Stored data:

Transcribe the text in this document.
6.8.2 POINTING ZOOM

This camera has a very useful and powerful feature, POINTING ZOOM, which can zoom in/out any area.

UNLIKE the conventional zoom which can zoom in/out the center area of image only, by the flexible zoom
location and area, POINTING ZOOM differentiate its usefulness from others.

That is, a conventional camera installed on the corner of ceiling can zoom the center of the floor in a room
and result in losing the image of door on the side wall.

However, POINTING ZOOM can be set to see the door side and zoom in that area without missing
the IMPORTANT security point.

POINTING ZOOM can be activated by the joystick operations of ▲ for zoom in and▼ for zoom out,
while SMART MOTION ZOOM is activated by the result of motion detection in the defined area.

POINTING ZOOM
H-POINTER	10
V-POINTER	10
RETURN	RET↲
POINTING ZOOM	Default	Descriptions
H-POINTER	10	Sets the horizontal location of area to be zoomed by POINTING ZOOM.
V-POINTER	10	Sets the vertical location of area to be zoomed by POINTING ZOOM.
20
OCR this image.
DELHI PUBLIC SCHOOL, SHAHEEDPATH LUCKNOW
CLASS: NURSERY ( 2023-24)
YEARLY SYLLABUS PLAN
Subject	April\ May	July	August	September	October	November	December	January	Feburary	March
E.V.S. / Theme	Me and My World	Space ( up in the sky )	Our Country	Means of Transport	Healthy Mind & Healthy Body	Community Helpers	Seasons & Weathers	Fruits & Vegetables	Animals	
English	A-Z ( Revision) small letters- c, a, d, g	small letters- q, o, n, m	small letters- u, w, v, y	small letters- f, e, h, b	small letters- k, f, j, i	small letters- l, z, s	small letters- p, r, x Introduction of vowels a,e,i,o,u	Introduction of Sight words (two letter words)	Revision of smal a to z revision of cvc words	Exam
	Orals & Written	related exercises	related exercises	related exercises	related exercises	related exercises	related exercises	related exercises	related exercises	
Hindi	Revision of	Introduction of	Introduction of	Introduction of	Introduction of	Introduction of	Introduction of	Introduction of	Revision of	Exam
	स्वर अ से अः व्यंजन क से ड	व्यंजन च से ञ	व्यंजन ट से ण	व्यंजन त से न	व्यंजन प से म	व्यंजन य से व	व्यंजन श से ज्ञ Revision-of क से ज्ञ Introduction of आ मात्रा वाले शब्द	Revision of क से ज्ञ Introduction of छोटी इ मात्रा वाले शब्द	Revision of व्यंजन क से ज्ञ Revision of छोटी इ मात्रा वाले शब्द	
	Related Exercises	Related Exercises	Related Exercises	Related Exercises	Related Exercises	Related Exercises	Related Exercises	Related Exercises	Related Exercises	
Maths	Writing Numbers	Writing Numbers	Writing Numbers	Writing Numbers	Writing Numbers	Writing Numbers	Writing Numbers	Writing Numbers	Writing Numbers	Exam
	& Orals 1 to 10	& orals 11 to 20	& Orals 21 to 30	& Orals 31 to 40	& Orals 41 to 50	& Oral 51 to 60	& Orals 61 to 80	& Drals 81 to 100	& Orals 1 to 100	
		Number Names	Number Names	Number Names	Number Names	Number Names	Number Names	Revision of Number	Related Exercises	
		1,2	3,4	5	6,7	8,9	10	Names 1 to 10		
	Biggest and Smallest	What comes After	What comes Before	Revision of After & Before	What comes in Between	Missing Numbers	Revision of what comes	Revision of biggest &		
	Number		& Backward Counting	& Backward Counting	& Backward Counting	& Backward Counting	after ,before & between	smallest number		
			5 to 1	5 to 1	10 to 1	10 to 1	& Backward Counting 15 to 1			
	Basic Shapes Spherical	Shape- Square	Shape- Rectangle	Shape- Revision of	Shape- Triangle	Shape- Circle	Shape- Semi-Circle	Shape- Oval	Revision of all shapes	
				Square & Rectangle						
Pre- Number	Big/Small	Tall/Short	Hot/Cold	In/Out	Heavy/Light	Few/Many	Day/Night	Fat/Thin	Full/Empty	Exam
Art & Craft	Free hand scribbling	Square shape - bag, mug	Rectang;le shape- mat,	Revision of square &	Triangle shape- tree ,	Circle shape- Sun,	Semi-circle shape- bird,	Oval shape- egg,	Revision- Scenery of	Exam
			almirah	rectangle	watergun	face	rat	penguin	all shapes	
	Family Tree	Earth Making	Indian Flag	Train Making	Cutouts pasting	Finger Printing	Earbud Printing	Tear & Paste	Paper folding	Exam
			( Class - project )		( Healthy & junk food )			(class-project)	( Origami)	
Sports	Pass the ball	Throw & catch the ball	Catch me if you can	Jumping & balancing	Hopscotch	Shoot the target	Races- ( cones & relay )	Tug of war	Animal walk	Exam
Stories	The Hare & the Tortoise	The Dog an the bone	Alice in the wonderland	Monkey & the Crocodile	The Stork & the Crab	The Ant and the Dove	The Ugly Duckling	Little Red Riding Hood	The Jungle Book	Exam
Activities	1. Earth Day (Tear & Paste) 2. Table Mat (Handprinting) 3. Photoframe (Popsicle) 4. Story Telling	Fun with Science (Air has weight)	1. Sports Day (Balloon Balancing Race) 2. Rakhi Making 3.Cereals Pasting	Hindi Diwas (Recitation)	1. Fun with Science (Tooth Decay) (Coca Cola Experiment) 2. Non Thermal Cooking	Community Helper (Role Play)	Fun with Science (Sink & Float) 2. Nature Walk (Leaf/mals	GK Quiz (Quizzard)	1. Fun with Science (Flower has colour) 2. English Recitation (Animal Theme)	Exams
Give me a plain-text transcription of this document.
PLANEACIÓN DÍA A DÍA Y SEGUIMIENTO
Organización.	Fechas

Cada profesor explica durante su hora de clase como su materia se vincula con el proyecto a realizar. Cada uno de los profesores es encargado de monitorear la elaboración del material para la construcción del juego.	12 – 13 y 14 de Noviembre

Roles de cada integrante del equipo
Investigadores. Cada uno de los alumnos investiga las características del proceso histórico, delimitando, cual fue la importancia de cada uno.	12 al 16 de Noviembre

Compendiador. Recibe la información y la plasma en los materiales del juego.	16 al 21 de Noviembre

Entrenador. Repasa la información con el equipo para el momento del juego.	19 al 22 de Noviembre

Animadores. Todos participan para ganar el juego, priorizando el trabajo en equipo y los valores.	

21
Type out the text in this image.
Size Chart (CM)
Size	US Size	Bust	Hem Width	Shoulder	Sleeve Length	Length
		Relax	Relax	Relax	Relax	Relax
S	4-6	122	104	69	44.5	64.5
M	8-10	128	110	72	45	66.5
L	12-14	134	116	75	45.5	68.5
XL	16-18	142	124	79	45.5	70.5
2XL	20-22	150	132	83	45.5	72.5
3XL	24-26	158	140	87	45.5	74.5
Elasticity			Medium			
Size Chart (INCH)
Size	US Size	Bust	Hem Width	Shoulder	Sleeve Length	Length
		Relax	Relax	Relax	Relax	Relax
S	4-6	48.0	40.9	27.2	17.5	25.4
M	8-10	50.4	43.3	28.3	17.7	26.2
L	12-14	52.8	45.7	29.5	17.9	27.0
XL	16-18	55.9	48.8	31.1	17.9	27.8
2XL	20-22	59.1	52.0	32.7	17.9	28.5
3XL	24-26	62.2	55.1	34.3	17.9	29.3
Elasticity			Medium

What the exercise asks - From the material, report only how many lines include the word "POINTER".

Full solution - 4